(Saved entries)

"""

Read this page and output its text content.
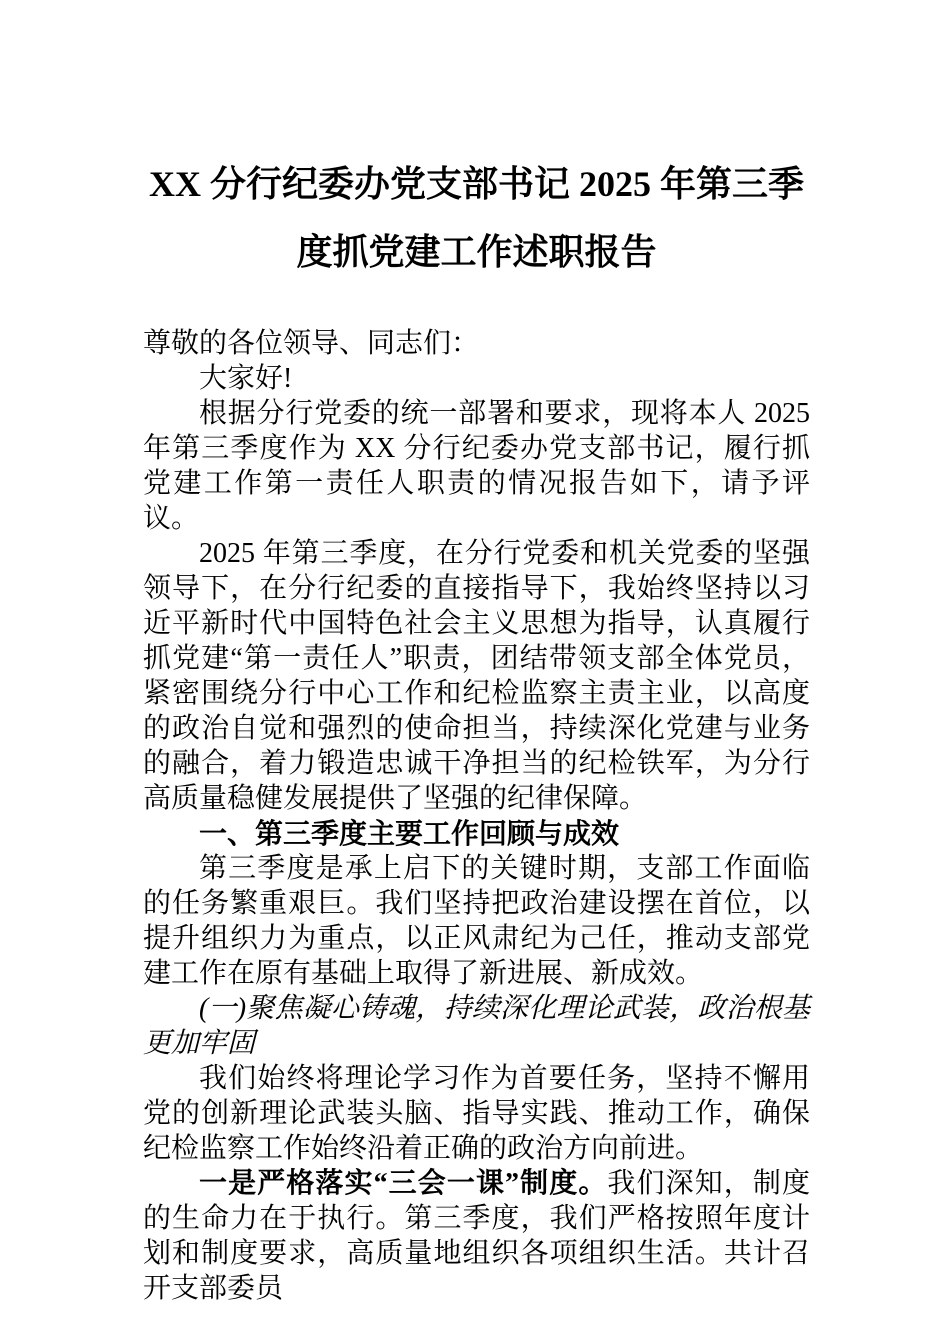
XX 分行纪委办党支部书记 2025 年第三季
度抓党建工作述职报告

尊敬的各位领导、同志们：

大家好!

根据分行党委的统一部署和要求，现将本人 2025 年第三季度作为 XX 分行纪委办党支部书记，履行抓党建工作第一责任人职责的情况报告如下，请予评议。

2025 年第三季度，在分行党委和机关党委的坚强领导下，在分行纪委的直接指导下，我始终坚持以习近平新时代中国特色社会主义思想为指导，认真履行抓党建“第一责任人”职责，团结带领支部全体党员，紧密围绕分行中心工作和纪检监察主责主业，以高度的政治自觉和强烈的使命担当，持续深化党建与业务的融合，着力锻造忠诚干净担当的纪检铁军，为分行高质量稳健发展提供了坚强的纪律保障。

一、第三季度主要工作回顾与成效

第三季度是承上启下的关键时期，支部工作面临的任务繁重艰巨。我们坚持把政治建设摆在首位，以提升组织力为重点，以正风肃纪为己任，推动支部党建工作在原有基础上取得了新进展、新成效。

(一)聚焦凝心铸魂，持续深化理论武装，政治根基更加牢固

我们始终将理论学习作为首要任务，坚持不懈用党的创新理论武装头脑、指导实践、推动工作，确保纪检监察工作始终沿着正确的政治方向前进。

一是严格落实“三会一课”制度。我们深知，制度的生命力在于执行。第三季度，我们严格按照年度计划和制度要求，高质量地组织各项组织生活。共计召开支部委员
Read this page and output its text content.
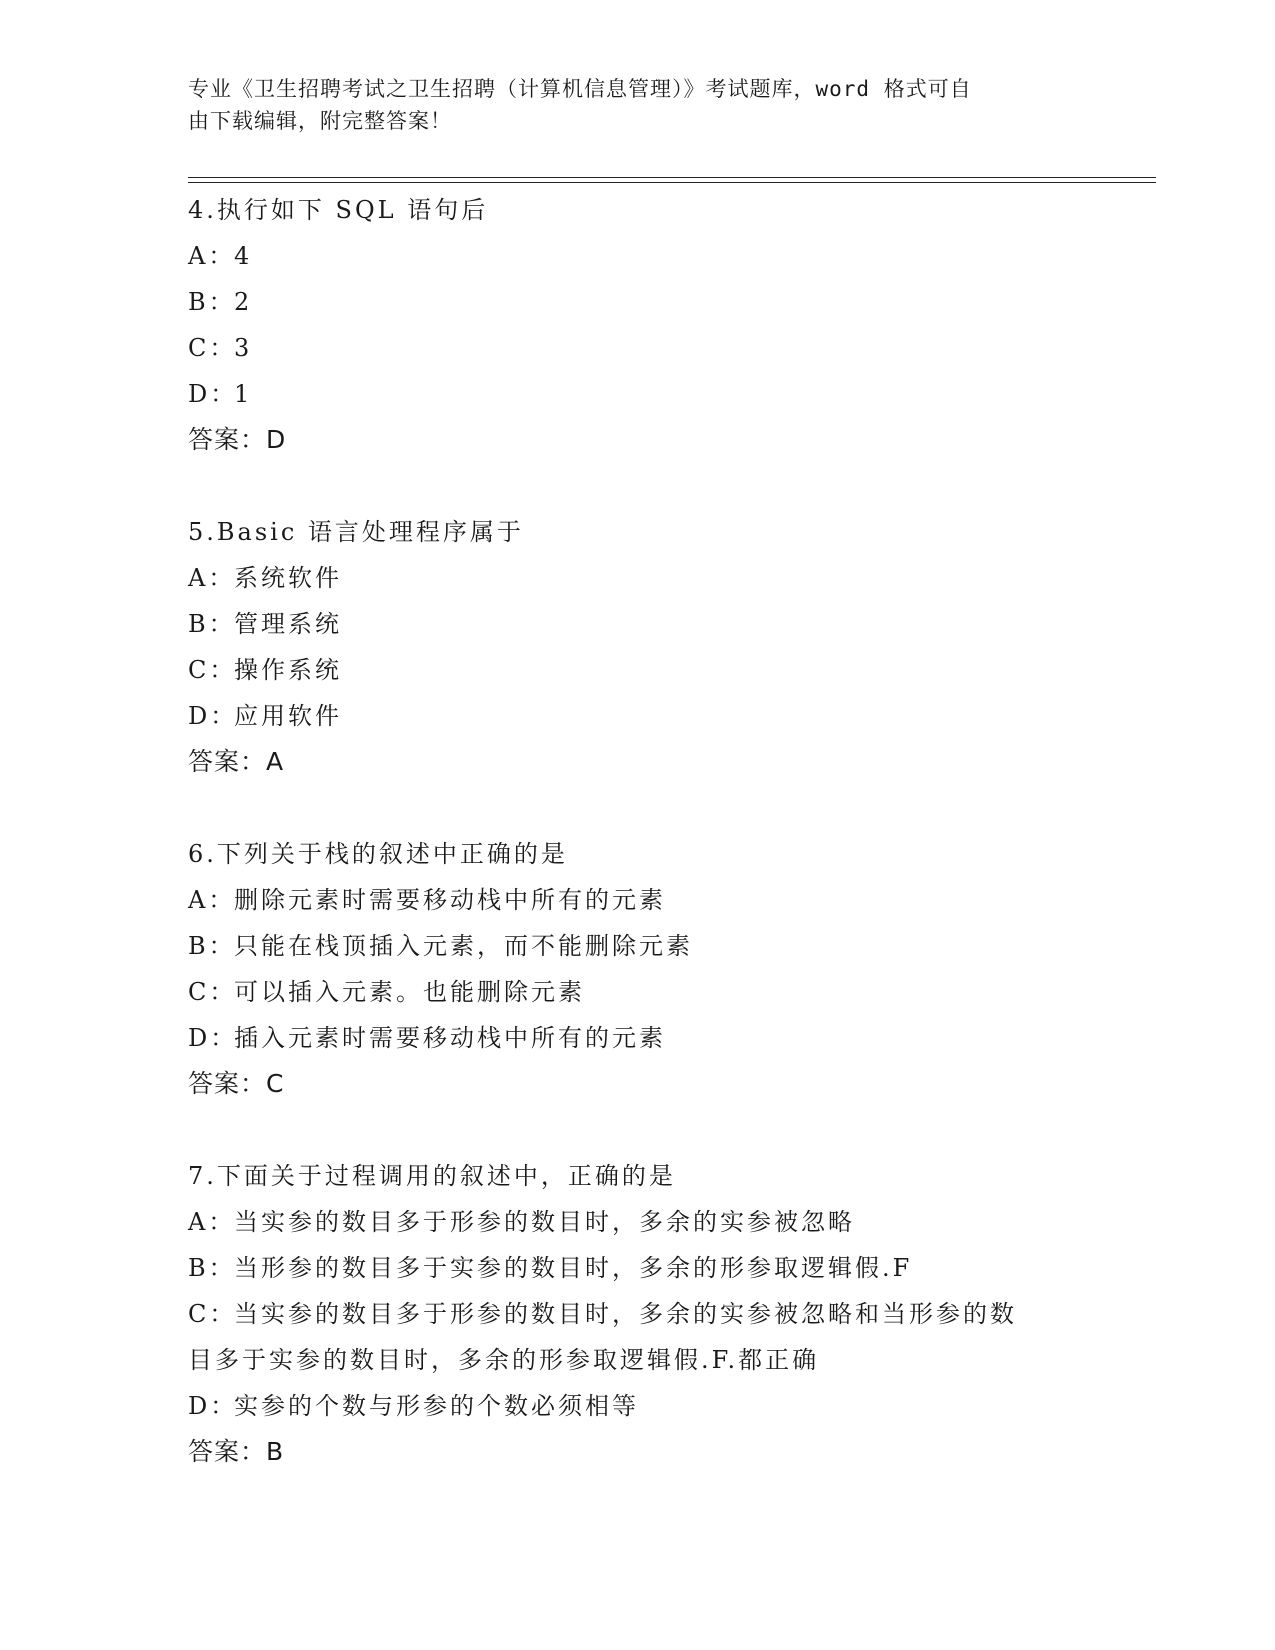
专业《卫生招聘考试之卫生招聘（计算机信息管理）》考试题库，word 格式可自
由下载编辑，附完整答案！
4.执行如下 SQL 语句后
A：4
B：2
C：3
D：1
答案：D
5.Basic 语言处理程序属于
A：系统软件
B：管理系统
C：操作系统
D：应用软件
答案：A
6.下列关于栈的叙述中正确的是
A：删除元素时需要移动栈中所有的元素
B：只能在栈顶插入元素，而不能删除元素
C：可以插入元素。也能删除元素
D：插入元素时需要移动栈中所有的元素
答案：C
7.下面关于过程调用的叙述中，正确的是
A：当实参的数目多于形参的数目时，多余的实参被忽略
B：当形参的数目多于实参的数目时，多余的形参取逻辑假.F
C：当实参的数目多于形参的数目时，多余的实参被忽略和当形参的数
目多于实参的数目时，多余的形参取逻辑假.F.都正确
D：实参的个数与形参的个数必须相等
答案：B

"""

* YOUR OBJECTIVE
Reproduce every entry exactly, but omit each picture.

* SOLUTION TO THIS TASK
Read this page and output its text content.
XX 分行纪委办党支部书记 2025 年第三季
度抓党建工作述职报告

尊敬的各位领导、同志们：

大家好!

根据分行党委的统一部署和要求，现将本人 2025 年第三季度作为 XX 分行纪委办党支部书记，履行抓党建工作第一责任人职责的情况报告如下，请予评议。

2025 年第三季度，在分行党委和机关党委的坚强领导下，在分行纪委的直接指导下，我始终坚持以习近平新时代中国特色社会主义思想为指导，认真履行抓党建“第一责任人”职责，团结带领支部全体党员，紧密围绕分行中心工作和纪检监察主责主业，以高度的政治自觉和强烈的使命担当，持续深化党建与业务的融合，着力锻造忠诚干净担当的纪检铁军，为分行高质量稳健发展提供了坚强的纪律保障。

一、第三季度主要工作回顾与成效

第三季度是承上启下的关键时期，支部工作面临的任务繁重艰巨。我们坚持把政治建设摆在首位，以提升组织力为重点，以正风肃纪为己任，推动支部党建工作在原有基础上取得了新进展、新成效。

(一)聚焦凝心铸魂，持续深化理论武装，政治根基更加牢固

我们始终将理论学习作为首要任务，坚持不懈用党的创新理论武装头脑、指导实践、推动工作，确保纪检监察工作始终沿着正确的政治方向前进。

一是严格落实“三会一课”制度。我们深知，制度的生命力在于执行。第三季度，我们严格按照年度计划和制度要求，高质量地组织各项组织生活。共计召开支部委员
Read this page and output its text content.
专业《卫生招聘考试之卫生招聘（计算机信息管理）》考试题库，word 格式可自
由下载编辑，附完整答案！
4.执行如下 SQL 语句后
A：4
B：2
C：3
D：1
答案：D
5.Basic 语言处理程序属于
A：系统软件
B：管理系统
C：操作系统
D：应用软件
答案：A
6.下列关于栈的叙述中正确的是
A：删除元素时需要移动栈中所有的元素
B：只能在栈顶插入元素，而不能删除元素
C：可以插入元素。也能删除元素
D：插入元素时需要移动栈中所有的元素
答案：C
7.下面关于过程调用的叙述中，正确的是
A：当实参的数目多于形参的数目时，多余的实参被忽略
B：当形参的数目多于实参的数目时，多余的形参取逻辑假.F
C：当实参的数目多于形参的数目时，多余的实参被忽略和当形参的数
目多于实参的数目时，多余的形参取逻辑假.F.都正确
D：实参的个数与形参的个数必须相等
答案：B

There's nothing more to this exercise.